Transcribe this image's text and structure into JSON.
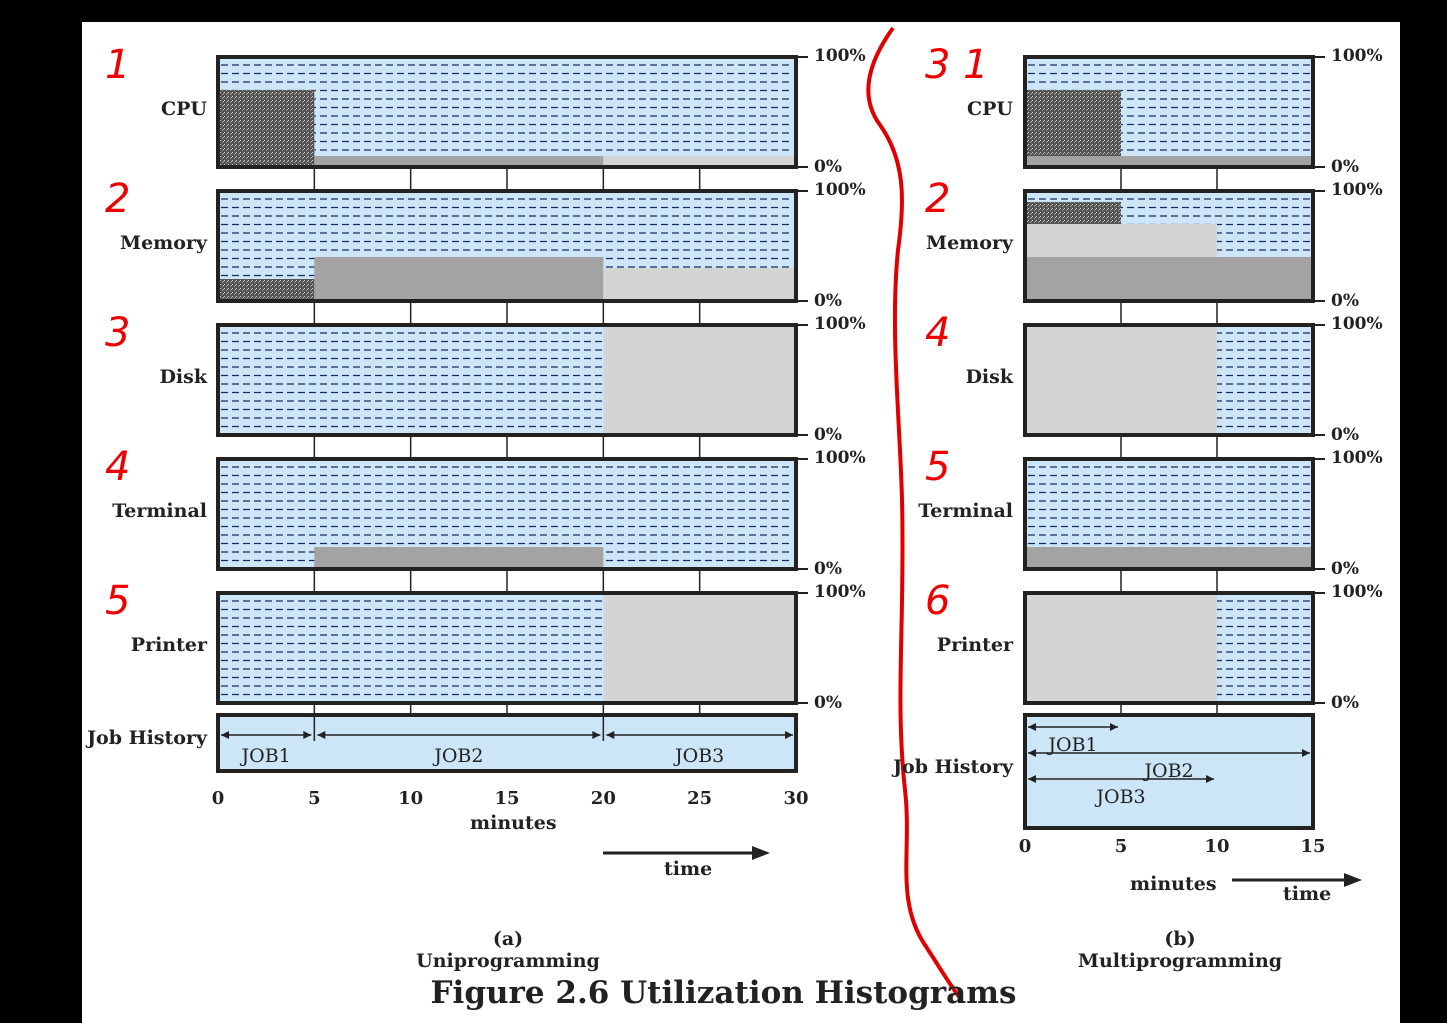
{
  "title": "Figure 2.6  Utilization Histograms",
  "percent_labels": {
    "top": "100%",
    "bottom": "0%"
  },
  "panel_a": {
    "caption": "(a) Uniprogramming",
    "axis_label": "minutes",
    "time_label": "time",
    "ticks": [
      "0",
      "5",
      "10",
      "15",
      "20",
      "25",
      "30"
    ],
    "tick_values": [
      0,
      5,
      10,
      15,
      20,
      25,
      30
    ],
    "x_max": 30,
    "rows": [
      {
        "label": "CPU",
        "annotation": "1"
      },
      {
        "label": "Memory",
        "annotation": "2"
      },
      {
        "label": "Disk",
        "annotation": "3"
      },
      {
        "label": "Terminal",
        "annotation": "4"
      },
      {
        "label": "Printer",
        "annotation": "5"
      }
    ],
    "job_history": {
      "label": "Job History",
      "jobs": [
        {
          "name": "JOB1",
          "start": 0,
          "end": 5
        },
        {
          "name": "JOB2",
          "start": 5,
          "end": 20
        },
        {
          "name": "JOB3",
          "start": 20,
          "end": 30
        }
      ]
    }
  },
  "panel_b": {
    "caption": "(b) Multiprogramming",
    "axis_label": "minutes",
    "time_label": "time",
    "ticks": [
      "0",
      "5",
      "10",
      "15"
    ],
    "tick_values": [
      0,
      5,
      10,
      15
    ],
    "x_max": 15,
    "rows": [
      {
        "label": "CPU",
        "annotation": "3 1"
      },
      {
        "label": "Memory",
        "annotation": "2"
      },
      {
        "label": "Disk",
        "annotation": "4"
      },
      {
        "label": "Terminal",
        "annotation": "5"
      },
      {
        "label": "Printer",
        "annotation": "6"
      }
    ],
    "job_history": {
      "label": "Job History",
      "jobs": [
        {
          "name": "JOB1",
          "start": 0,
          "end": 5
        },
        {
          "name": "JOB2",
          "start": 0,
          "end": 15
        },
        {
          "name": "JOB3",
          "start": 0,
          "end": 10
        }
      ]
    }
  },
  "chart_data": [
    {
      "type": "area",
      "title": "(a) Uniprogramming",
      "xlabel": "minutes",
      "xlim": [
        0,
        30
      ],
      "ylim": [
        0,
        100
      ],
      "series": [
        {
          "name": "CPU",
          "segments": [
            {
              "start": 0,
              "end": 5,
              "value": 70,
              "job": "JOB1"
            },
            {
              "start": 5,
              "end": 20,
              "value": 10,
              "job": "JOB2"
            },
            {
              "start": 20,
              "end": 30,
              "value": 10,
              "job": "JOB3"
            }
          ]
        },
        {
          "name": "Memory",
          "segments": [
            {
              "start": 0,
              "end": 5,
              "value": 20,
              "job": "JOB1"
            },
            {
              "start": 5,
              "end": 20,
              "value": 40,
              "job": "JOB2"
            },
            {
              "start": 20,
              "end": 30,
              "value": 30,
              "job": "JOB3"
            }
          ]
        },
        {
          "name": "Disk",
          "segments": [
            {
              "start": 20,
              "end": 30,
              "value": 100,
              "job": "JOB3"
            }
          ]
        },
        {
          "name": "Terminal",
          "segments": [
            {
              "start": 5,
              "end": 20,
              "value": 20,
              "job": "JOB2"
            }
          ]
        },
        {
          "name": "Printer",
          "segments": [
            {
              "start": 20,
              "end": 30,
              "value": 100,
              "job": "JOB3"
            }
          ]
        }
      ]
    },
    {
      "type": "area",
      "title": "(b) Multiprogramming",
      "xlabel": "minutes",
      "xlim": [
        0,
        15
      ],
      "ylim": [
        0,
        100
      ],
      "series": [
        {
          "name": "CPU",
          "segments": [
            {
              "start": 0,
              "end": 5,
              "value": 70,
              "job": "JOB1"
            },
            {
              "start": 0,
              "end": 10,
              "value": 10,
              "job": "JOB3"
            },
            {
              "start": 0,
              "end": 15,
              "value": 10,
              "job": "JOB2"
            }
          ]
        },
        {
          "name": "Memory",
          "segments": [
            {
              "start": 0,
              "end": 15,
              "value": 40,
              "job": "JOB2"
            },
            {
              "start": 0,
              "end": 10,
              "value": 30,
              "job": "JOB3"
            },
            {
              "start": 0,
              "end": 5,
              "value": 20,
              "job": "JOB1"
            }
          ]
        },
        {
          "name": "Disk",
          "segments": [
            {
              "start": 0,
              "end": 10,
              "value": 100,
              "job": "JOB3"
            }
          ]
        },
        {
          "name": "Terminal",
          "segments": [
            {
              "start": 0,
              "end": 15,
              "value": 20,
              "job": "JOB2"
            }
          ]
        },
        {
          "name": "Printer",
          "segments": [
            {
              "start": 0,
              "end": 10,
              "value": 100,
              "job": "JOB3"
            }
          ]
        }
      ]
    }
  ],
  "colors": {
    "background": "#cce5f7",
    "dash": "#1a2a60",
    "job1": "#666666",
    "job2": "#a3a3a3",
    "job3": "#d4d4d4",
    "frame": "#222222",
    "annotation": "#e00000"
  }
}
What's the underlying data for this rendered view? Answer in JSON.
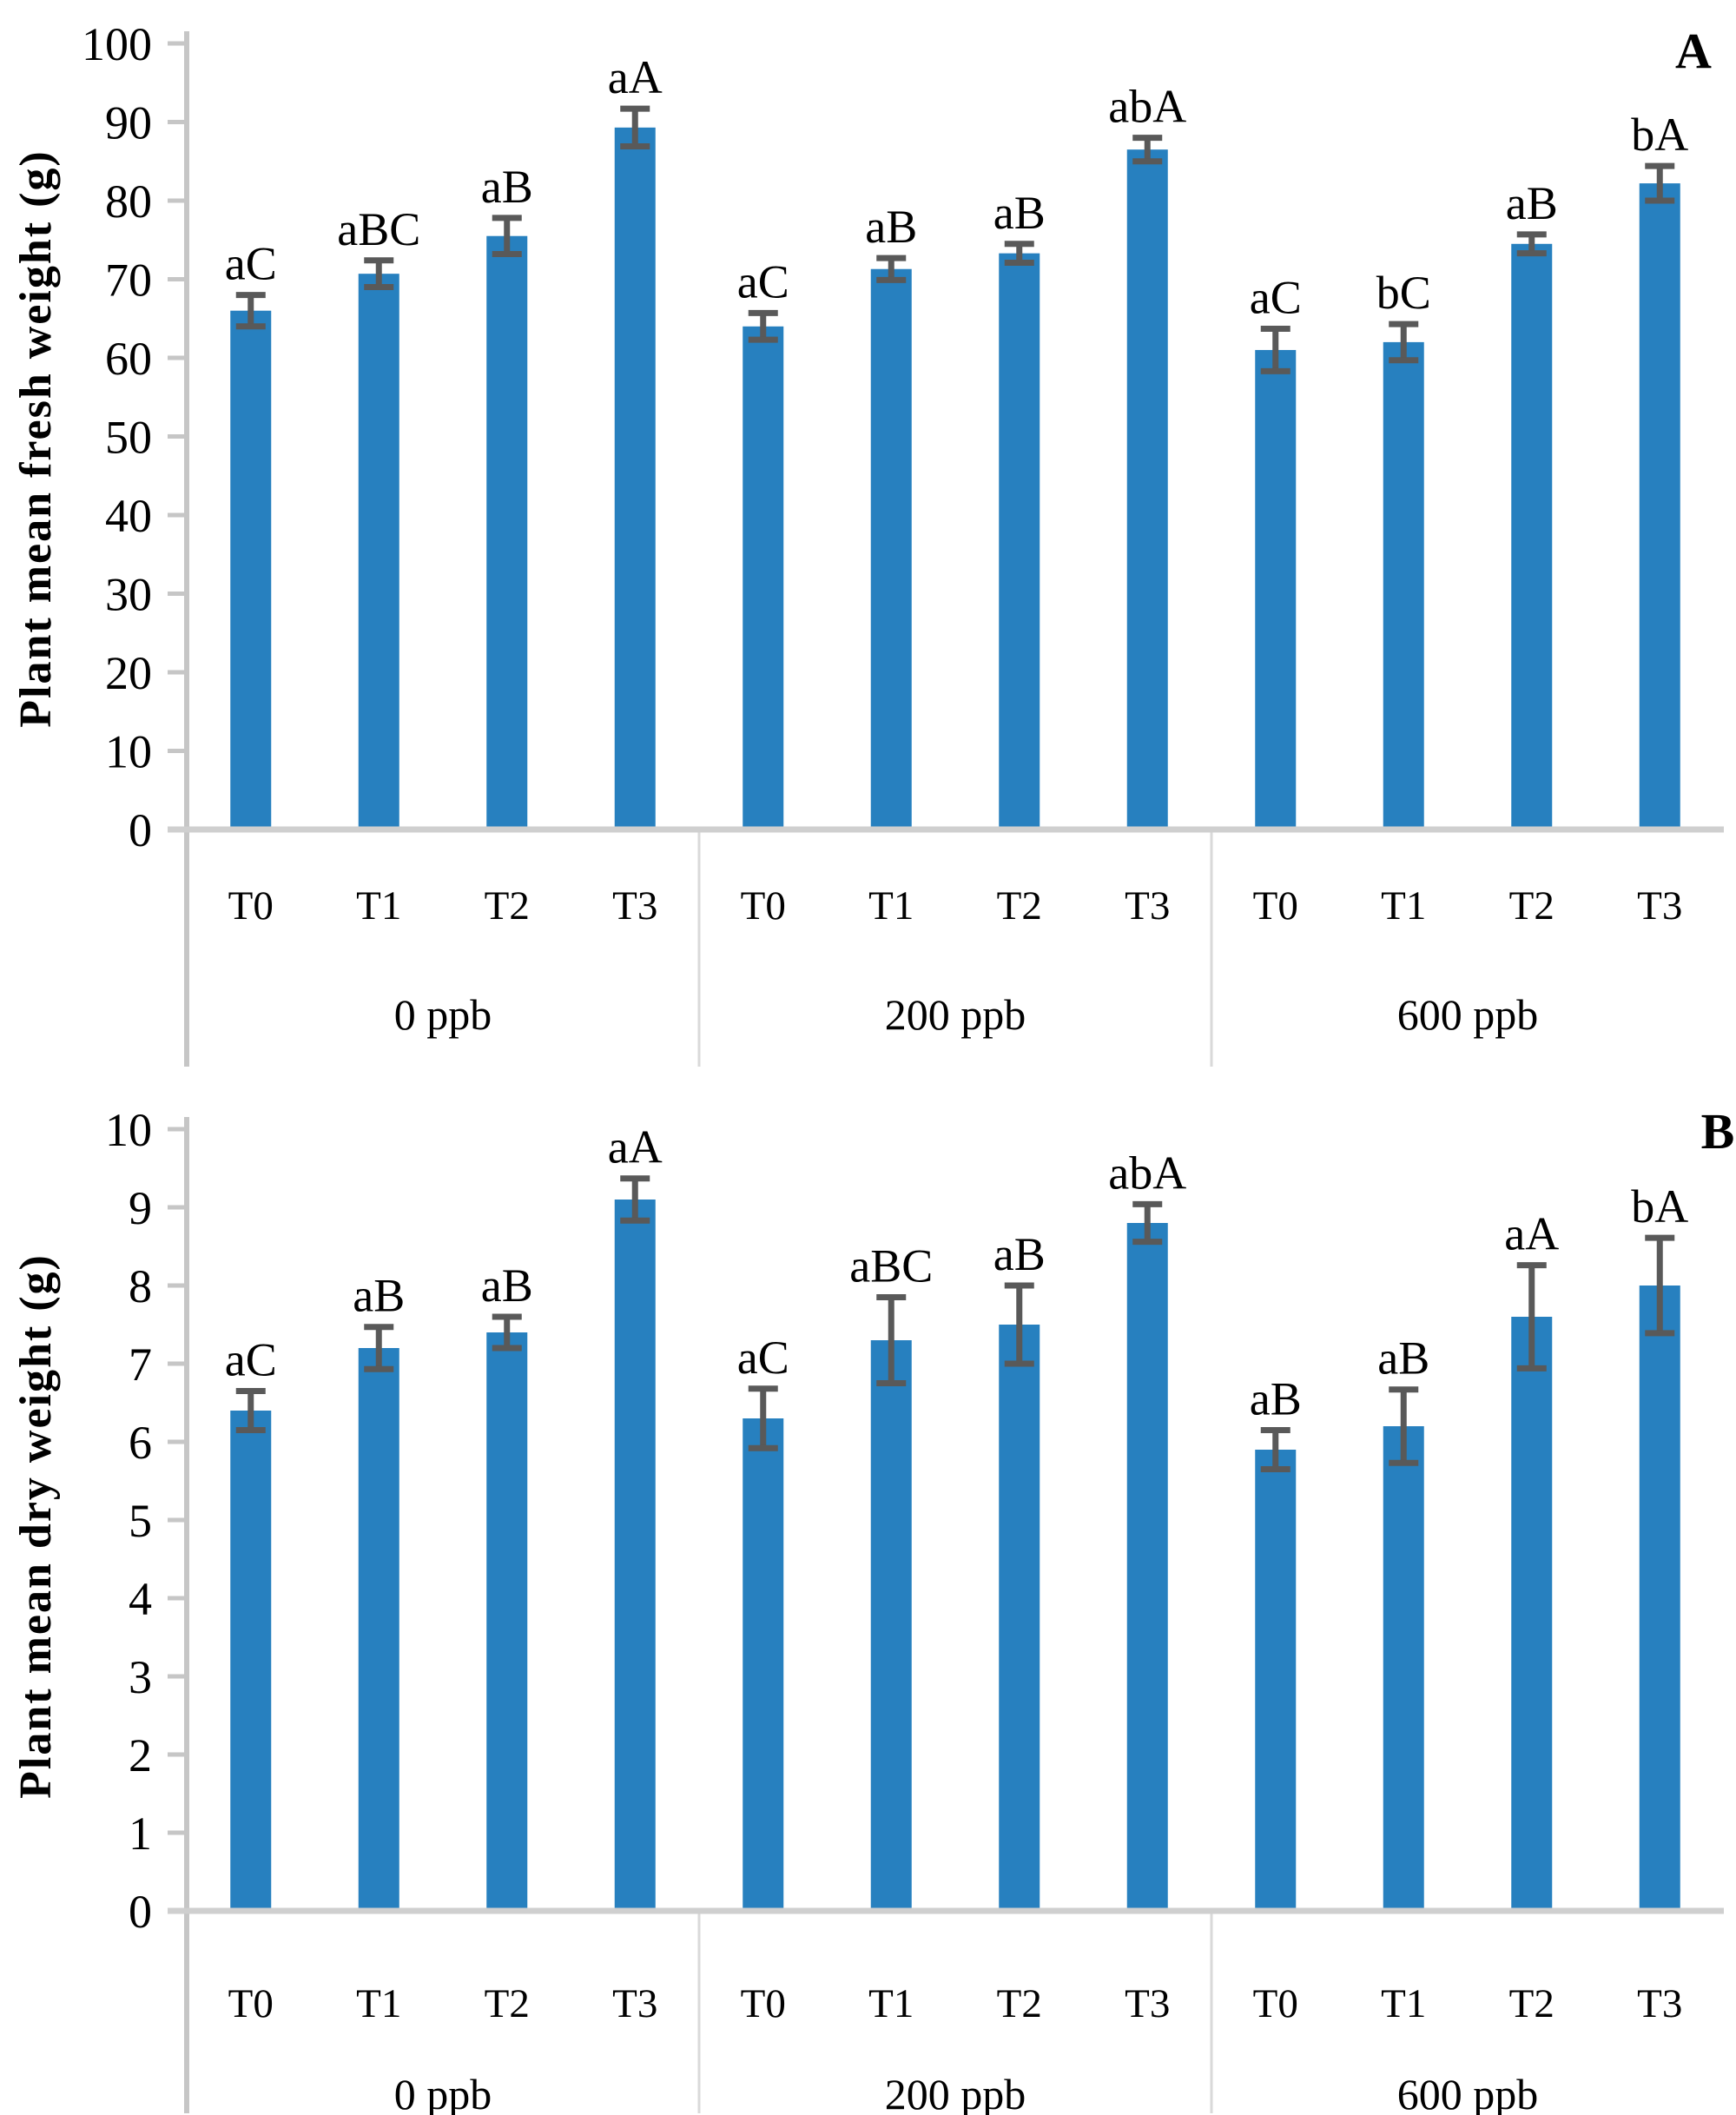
{
  "colors": {
    "bar": "#2780BF",
    "error_bar": "#595959",
    "axis_line": "#C6C6C6",
    "baseline": "#CFCFCF",
    "divider": "#D9D9D9",
    "text": "#000000"
  },
  "chart_data": [
    {
      "type": "bar",
      "panel_letter": "A",
      "ylabel": "Plant mean fresh weight (g)",
      "xlabel": "",
      "ylim": [
        0,
        100
      ],
      "ytick_step": 10,
      "grid": false,
      "legend": "none",
      "categories": [
        "T0",
        "T1",
        "T2",
        "T3"
      ],
      "group_labels": [
        "0 ppb",
        "200 ppb",
        "600 ppb"
      ],
      "series": [
        {
          "group": "0 ppb",
          "bars": [
            {
              "category": "T0",
              "value": 66.0,
              "error": 2.0,
              "letter": "aC"
            },
            {
              "category": "T1",
              "value": 70.7,
              "error": 1.7,
              "letter": "aBC"
            },
            {
              "category": "T2",
              "value": 75.5,
              "error": 2.3,
              "letter": "aB"
            },
            {
              "category": "T3",
              "value": 89.3,
              "error": 2.4,
              "letter": "aA"
            }
          ]
        },
        {
          "group": "200 ppb",
          "bars": [
            {
              "category": "T0",
              "value": 64.0,
              "error": 1.7,
              "letter": "aC"
            },
            {
              "category": "T1",
              "value": 71.3,
              "error": 1.4,
              "letter": "aB"
            },
            {
              "category": "T2",
              "value": 73.3,
              "error": 1.2,
              "letter": "aB"
            },
            {
              "category": "T3",
              "value": 86.5,
              "error": 1.5,
              "letter": "abA"
            }
          ]
        },
        {
          "group": "600 ppb",
          "bars": [
            {
              "category": "T0",
              "value": 61.0,
              "error": 2.7,
              "letter": "aC"
            },
            {
              "category": "T1",
              "value": 62.0,
              "error": 2.3,
              "letter": "bC"
            },
            {
              "category": "T2",
              "value": 74.5,
              "error": 1.2,
              "letter": "aB"
            },
            {
              "category": "T3",
              "value": 82.2,
              "error": 2.2,
              "letter": "bA"
            }
          ]
        }
      ]
    },
    {
      "type": "bar",
      "panel_letter": "B",
      "ylabel": "Plant mean dry weight (g)",
      "xlabel": "",
      "ylim": [
        0,
        10
      ],
      "ytick_step": 1,
      "grid": false,
      "legend": "none",
      "categories": [
        "T0",
        "T1",
        "T2",
        "T3"
      ],
      "group_labels": [
        "0 ppb",
        "200 ppb",
        "600 ppb"
      ],
      "series": [
        {
          "group": "0 ppb",
          "bars": [
            {
              "category": "T0",
              "value": 6.4,
              "error": 0.25,
              "letter": "aC"
            },
            {
              "category": "T1",
              "value": 7.2,
              "error": 0.27,
              "letter": "aB"
            },
            {
              "category": "T2",
              "value": 7.4,
              "error": 0.2,
              "letter": "aB"
            },
            {
              "category": "T3",
              "value": 9.1,
              "error": 0.27,
              "letter": "aA"
            }
          ]
        },
        {
          "group": "200 ppb",
          "bars": [
            {
              "category": "T0",
              "value": 6.3,
              "error": 0.38,
              "letter": "aC"
            },
            {
              "category": "T1",
              "value": 7.3,
              "error": 0.55,
              "letter": "aBC"
            },
            {
              "category": "T2",
              "value": 7.5,
              "error": 0.5,
              "letter": "aB"
            },
            {
              "category": "T3",
              "value": 8.8,
              "error": 0.24,
              "letter": "abA"
            }
          ]
        },
        {
          "group": "600 ppb",
          "bars": [
            {
              "category": "T0",
              "value": 5.9,
              "error": 0.25,
              "letter": "aB"
            },
            {
              "category": "T1",
              "value": 6.2,
              "error": 0.47,
              "letter": "aB"
            },
            {
              "category": "T2",
              "value": 7.6,
              "error": 0.66,
              "letter": "aA"
            },
            {
              "category": "T3",
              "value": 8.0,
              "error": 0.61,
              "letter": "bA"
            }
          ]
        }
      ]
    }
  ]
}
******************************
== THE TASK ==
Copy every line in the listing above where the string "weight" turns up.

== EXERCISE ANSWER ==
      "ylabel": "Plant mean fresh weight (g)",
      "ylabel": "Plant mean dry weight (g)",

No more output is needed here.